Data entries for graphics:

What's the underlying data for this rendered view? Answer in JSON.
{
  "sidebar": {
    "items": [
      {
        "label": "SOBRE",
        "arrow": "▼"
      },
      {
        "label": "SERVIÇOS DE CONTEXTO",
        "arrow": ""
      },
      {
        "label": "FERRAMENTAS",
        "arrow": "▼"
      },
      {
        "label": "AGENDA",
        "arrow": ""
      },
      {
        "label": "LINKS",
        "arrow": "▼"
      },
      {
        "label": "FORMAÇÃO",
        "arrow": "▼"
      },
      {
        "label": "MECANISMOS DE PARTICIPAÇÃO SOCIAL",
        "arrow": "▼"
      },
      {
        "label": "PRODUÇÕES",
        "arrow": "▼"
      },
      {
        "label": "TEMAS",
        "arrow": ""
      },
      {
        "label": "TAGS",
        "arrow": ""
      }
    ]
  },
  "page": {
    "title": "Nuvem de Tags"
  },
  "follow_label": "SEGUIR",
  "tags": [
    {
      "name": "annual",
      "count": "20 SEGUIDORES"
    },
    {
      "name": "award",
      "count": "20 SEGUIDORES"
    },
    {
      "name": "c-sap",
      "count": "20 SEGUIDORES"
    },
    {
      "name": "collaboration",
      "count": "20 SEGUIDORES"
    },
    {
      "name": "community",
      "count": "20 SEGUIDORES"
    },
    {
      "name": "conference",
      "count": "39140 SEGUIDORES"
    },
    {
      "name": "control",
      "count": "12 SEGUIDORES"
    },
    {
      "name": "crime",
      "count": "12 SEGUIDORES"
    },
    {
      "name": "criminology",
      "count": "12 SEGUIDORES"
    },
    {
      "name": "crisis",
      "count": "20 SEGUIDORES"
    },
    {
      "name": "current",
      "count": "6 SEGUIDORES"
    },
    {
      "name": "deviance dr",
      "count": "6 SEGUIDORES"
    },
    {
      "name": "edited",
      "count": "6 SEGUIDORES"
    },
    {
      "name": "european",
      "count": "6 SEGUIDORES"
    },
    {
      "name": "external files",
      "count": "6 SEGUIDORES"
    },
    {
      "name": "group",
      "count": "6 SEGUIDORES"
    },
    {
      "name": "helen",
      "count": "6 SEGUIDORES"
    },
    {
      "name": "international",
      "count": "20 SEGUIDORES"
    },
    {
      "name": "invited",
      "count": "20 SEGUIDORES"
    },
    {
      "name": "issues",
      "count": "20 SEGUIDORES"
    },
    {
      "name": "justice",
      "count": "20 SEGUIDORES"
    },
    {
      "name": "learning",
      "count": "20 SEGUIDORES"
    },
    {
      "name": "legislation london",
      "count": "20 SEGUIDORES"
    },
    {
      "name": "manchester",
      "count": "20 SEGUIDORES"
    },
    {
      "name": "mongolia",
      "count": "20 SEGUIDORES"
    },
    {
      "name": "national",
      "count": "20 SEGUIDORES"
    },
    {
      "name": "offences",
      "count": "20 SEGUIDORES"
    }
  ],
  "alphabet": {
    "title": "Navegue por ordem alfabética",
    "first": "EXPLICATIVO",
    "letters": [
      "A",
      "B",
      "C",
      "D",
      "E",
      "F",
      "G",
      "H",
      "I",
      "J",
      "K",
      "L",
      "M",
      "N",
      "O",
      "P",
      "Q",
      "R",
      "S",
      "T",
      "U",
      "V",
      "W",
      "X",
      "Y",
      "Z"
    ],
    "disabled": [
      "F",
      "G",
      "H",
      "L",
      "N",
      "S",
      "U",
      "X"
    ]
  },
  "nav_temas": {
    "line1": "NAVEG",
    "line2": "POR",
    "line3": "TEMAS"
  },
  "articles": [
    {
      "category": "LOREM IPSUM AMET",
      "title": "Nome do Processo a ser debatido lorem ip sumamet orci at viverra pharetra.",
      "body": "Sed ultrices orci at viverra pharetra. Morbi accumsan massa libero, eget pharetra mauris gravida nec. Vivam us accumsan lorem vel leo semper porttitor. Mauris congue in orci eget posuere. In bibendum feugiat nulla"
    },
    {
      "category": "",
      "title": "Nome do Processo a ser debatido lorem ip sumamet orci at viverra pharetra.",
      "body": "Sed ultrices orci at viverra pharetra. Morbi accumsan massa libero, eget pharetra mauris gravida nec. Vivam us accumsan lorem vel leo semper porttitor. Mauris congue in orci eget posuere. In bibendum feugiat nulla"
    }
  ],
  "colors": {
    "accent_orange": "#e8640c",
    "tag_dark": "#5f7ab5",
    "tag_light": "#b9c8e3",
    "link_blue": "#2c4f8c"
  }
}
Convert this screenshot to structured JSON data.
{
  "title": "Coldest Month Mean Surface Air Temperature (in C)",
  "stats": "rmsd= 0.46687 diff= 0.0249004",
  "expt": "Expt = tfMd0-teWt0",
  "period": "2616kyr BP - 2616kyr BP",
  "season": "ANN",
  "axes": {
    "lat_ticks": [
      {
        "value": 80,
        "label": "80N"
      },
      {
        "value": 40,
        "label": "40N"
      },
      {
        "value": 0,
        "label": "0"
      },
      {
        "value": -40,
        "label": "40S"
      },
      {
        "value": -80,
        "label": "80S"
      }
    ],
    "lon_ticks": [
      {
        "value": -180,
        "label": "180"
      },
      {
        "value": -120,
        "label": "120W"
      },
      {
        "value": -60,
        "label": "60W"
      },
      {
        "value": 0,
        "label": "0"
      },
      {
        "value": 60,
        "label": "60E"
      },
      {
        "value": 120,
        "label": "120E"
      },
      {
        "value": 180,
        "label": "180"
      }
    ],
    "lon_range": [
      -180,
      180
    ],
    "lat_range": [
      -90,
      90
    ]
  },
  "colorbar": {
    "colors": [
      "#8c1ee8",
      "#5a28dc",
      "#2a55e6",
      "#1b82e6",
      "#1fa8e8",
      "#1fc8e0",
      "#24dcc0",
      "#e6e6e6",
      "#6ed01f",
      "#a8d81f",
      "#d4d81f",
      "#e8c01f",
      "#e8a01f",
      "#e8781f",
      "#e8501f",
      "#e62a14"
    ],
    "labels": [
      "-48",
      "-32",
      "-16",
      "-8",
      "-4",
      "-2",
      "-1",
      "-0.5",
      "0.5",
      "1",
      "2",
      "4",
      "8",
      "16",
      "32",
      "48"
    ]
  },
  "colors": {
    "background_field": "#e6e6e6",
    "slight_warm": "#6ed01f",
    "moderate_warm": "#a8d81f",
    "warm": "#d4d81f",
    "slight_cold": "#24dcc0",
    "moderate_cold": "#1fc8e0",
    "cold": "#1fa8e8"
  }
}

Aim of the task - The records above should be restated word for word, please.

Output for this task -
What's the underlying data for this rendered view? Answer in JSON.
{
  "sidebar": {
    "items": [
      {
        "label": "SOBRE",
        "arrow": "▼"
      },
      {
        "label": "SERVIÇOS DE CONTEXTO",
        "arrow": ""
      },
      {
        "label": "FERRAMENTAS",
        "arrow": "▼"
      },
      {
        "label": "AGENDA",
        "arrow": ""
      },
      {
        "label": "LINKS",
        "arrow": "▼"
      },
      {
        "label": "FORMAÇÃO",
        "arrow": "▼"
      },
      {
        "label": "MECANISMOS DE PARTICIPAÇÃO SOCIAL",
        "arrow": "▼"
      },
      {
        "label": "PRODUÇÕES",
        "arrow": "▼"
      },
      {
        "label": "TEMAS",
        "arrow": ""
      },
      {
        "label": "TAGS",
        "arrow": ""
      }
    ]
  },
  "page": {
    "title": "Nuvem de Tags"
  },
  "follow_label": "SEGUIR",
  "tags": [
    {
      "name": "annual",
      "count": "20 SEGUIDORES"
    },
    {
      "name": "award",
      "count": "20 SEGUIDORES"
    },
    {
      "name": "c-sap",
      "count": "20 SEGUIDORES"
    },
    {
      "name": "collaboration",
      "count": "20 SEGUIDORES"
    },
    {
      "name": "community",
      "count": "20 SEGUIDORES"
    },
    {
      "name": "conference",
      "count": "39140 SEGUIDORES"
    },
    {
      "name": "control",
      "count": "12 SEGUIDORES"
    },
    {
      "name": "crime",
      "count": "12 SEGUIDORES"
    },
    {
      "name": "criminology",
      "count": "12 SEGUIDORES"
    },
    {
      "name": "crisis",
      "count": "20 SEGUIDORES"
    },
    {
      "name": "current",
      "count": "6 SEGUIDORES"
    },
    {
      "name": "deviance dr",
      "count": "6 SEGUIDORES"
    },
    {
      "name": "edited",
      "count": "6 SEGUIDORES"
    },
    {
      "name": "european",
      "count": "6 SEGUIDORES"
    },
    {
      "name": "external files",
      "count": "6 SEGUIDORES"
    },
    {
      "name": "group",
      "count": "6 SEGUIDORES"
    },
    {
      "name": "helen",
      "count": "6 SEGUIDORES"
    },
    {
      "name": "international",
      "count": "20 SEGUIDORES"
    },
    {
      "name": "invited",
      "count": "20 SEGUIDORES"
    },
    {
      "name": "issues",
      "count": "20 SEGUIDORES"
    },
    {
      "name": "justice",
      "count": "20 SEGUIDORES"
    },
    {
      "name": "learning",
      "count": "20 SEGUIDORES"
    },
    {
      "name": "legislation london",
      "count": "20 SEGUIDORES"
    },
    {
      "name": "manchester",
      "count": "20 SEGUIDORES"
    },
    {
      "name": "mongolia",
      "count": "20 SEGUIDORES"
    },
    {
      "name": "national",
      "count": "20 SEGUIDORES"
    },
    {
      "name": "offences",
      "count": "20 SEGUIDORES"
    }
  ],
  "alphabet": {
    "title": "Navegue por ordem alfabética",
    "first": "EXPLICATIVO",
    "letters": [
      "A",
      "B",
      "C",
      "D",
      "E",
      "F",
      "G",
      "H",
      "I",
      "J",
      "K",
      "L",
      "M",
      "N",
      "O",
      "P",
      "Q",
      "R",
      "S",
      "T",
      "U",
      "V",
      "W",
      "X",
      "Y",
      "Z"
    ],
    "disabled": [
      "F",
      "G",
      "H",
      "L",
      "N",
      "S",
      "U",
      "X"
    ]
  },
  "nav_temas": {
    "line1": "NAVEG",
    "line2": "POR",
    "line3": "TEMAS"
  },
  "articles": [
    {
      "category": "LOREM IPSUM AMET",
      "title": "Nome do Processo a ser debatido lorem ip sumamet orci at viverra pharetra.",
      "body": "Sed ultrices orci at viverra pharetra. Morbi accumsan massa libero, eget pharetra mauris gravida nec. Vivam us accumsan lorem vel leo semper porttitor. Mauris congue in orci eget posuere. In bibendum feugiat nulla"
    },
    {
      "category": "",
      "title": "Nome do Processo a ser debatido lorem ip sumamet orci at viverra pharetra.",
      "body": "Sed ultrices orci at viverra pharetra. Morbi accumsan massa libero, eget pharetra mauris gravida nec. Vivam us accumsan lorem vel leo semper porttitor. Mauris congue in orci eget posuere. In bibendum feugiat nulla"
    }
  ],
  "colors": {
    "accent_orange": "#e8640c",
    "tag_dark": "#5f7ab5",
    "tag_light": "#b9c8e3",
    "link_blue": "#2c4f8c"
  }
}
Convert this screenshot to structured JSON data.
{
  "title": "Coldest Month Mean Surface Air Temperature (in C)",
  "stats": "rmsd= 0.46687 diff= 0.0249004",
  "expt": "Expt = tfMd0-teWt0",
  "period": "2616kyr BP - 2616kyr BP",
  "season": "ANN",
  "axes": {
    "lat_ticks": [
      {
        "value": 80,
        "label": "80N"
      },
      {
        "value": 40,
        "label": "40N"
      },
      {
        "value": 0,
        "label": "0"
      },
      {
        "value": -40,
        "label": "40S"
      },
      {
        "value": -80,
        "label": "80S"
      }
    ],
    "lon_ticks": [
      {
        "value": -180,
        "label": "180"
      },
      {
        "value": -120,
        "label": "120W"
      },
      {
        "value": -60,
        "label": "60W"
      },
      {
        "value": 0,
        "label": "0"
      },
      {
        "value": 60,
        "label": "60E"
      },
      {
        "value": 120,
        "label": "120E"
      },
      {
        "value": 180,
        "label": "180"
      }
    ],
    "lon_range": [
      -180,
      180
    ],
    "lat_range": [
      -90,
      90
    ]
  },
  "colorbar": {
    "colors": [
      "#8c1ee8",
      "#5a28dc",
      "#2a55e6",
      "#1b82e6",
      "#1fa8e8",
      "#1fc8e0",
      "#24dcc0",
      "#e6e6e6",
      "#6ed01f",
      "#a8d81f",
      "#d4d81f",
      "#e8c01f",
      "#e8a01f",
      "#e8781f",
      "#e8501f",
      "#e62a14"
    ],
    "labels": [
      "-48",
      "-32",
      "-16",
      "-8",
      "-4",
      "-2",
      "-1",
      "-0.5",
      "0.5",
      "1",
      "2",
      "4",
      "8",
      "16",
      "32",
      "48"
    ]
  },
  "colors": {
    "background_field": "#e6e6e6",
    "slight_warm": "#6ed01f",
    "moderate_warm": "#a8d81f",
    "warm": "#d4d81f",
    "slight_cold": "#24dcc0",
    "moderate_cold": "#1fc8e0",
    "cold": "#1fa8e8"
  }
}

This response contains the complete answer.